>> Begin DATA RECORDS

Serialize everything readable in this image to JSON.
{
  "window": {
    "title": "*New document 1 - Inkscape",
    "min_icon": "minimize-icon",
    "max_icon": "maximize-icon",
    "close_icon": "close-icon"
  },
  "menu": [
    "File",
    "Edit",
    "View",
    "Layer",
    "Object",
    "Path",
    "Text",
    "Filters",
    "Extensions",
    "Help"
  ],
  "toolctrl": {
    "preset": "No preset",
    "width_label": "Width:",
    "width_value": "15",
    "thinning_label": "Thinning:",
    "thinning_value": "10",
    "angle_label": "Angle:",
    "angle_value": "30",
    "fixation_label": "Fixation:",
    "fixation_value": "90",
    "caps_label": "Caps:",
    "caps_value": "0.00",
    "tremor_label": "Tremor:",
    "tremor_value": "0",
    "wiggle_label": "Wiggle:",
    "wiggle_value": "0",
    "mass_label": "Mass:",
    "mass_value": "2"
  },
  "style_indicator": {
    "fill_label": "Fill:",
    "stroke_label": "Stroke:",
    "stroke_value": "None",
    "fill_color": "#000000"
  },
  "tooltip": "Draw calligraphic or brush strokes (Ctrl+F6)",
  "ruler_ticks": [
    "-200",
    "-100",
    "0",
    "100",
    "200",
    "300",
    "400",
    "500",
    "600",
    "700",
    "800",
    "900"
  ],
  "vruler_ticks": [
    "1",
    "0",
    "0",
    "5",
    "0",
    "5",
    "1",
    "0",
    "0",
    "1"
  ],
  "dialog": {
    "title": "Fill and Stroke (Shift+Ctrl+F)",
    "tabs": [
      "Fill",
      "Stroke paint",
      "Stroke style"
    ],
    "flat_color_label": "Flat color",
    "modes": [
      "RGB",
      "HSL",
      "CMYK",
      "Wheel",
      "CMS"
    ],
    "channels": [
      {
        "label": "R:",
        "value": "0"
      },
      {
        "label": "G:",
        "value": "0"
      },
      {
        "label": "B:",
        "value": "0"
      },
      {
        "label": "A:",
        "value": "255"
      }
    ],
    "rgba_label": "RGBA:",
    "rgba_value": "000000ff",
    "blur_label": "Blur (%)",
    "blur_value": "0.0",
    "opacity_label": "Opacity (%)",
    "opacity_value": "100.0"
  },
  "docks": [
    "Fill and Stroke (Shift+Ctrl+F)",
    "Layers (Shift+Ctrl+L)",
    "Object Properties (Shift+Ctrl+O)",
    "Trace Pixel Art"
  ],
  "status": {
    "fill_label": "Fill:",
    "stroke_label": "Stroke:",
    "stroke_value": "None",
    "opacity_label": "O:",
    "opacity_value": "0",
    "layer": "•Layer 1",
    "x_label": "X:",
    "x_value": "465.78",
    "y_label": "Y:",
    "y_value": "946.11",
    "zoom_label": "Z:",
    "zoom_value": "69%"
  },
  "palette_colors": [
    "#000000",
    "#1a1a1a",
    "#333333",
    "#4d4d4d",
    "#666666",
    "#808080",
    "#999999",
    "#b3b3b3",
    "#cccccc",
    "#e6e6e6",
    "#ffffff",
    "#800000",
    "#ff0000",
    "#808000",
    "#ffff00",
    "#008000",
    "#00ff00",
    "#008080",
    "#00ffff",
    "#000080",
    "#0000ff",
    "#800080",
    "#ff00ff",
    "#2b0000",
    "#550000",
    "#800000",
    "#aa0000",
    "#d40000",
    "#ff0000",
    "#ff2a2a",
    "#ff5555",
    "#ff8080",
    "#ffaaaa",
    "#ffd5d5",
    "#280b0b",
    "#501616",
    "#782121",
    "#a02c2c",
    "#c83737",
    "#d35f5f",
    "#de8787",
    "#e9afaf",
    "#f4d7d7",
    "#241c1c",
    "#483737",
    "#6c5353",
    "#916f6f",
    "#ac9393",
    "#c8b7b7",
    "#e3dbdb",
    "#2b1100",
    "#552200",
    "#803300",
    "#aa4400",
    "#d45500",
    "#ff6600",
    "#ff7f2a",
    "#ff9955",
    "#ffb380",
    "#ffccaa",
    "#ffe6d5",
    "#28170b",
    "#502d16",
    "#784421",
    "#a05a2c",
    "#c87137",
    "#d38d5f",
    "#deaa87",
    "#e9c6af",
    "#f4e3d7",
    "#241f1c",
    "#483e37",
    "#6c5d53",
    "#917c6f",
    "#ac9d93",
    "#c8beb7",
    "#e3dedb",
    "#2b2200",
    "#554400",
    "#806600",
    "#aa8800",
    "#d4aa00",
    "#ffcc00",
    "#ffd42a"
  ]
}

>> End DATA RECORDS

**WHAT YOU HAVE TO DO**
Your answer should be only the number of lines that hold the word "Shift".

**WORKED SOLUTION**
4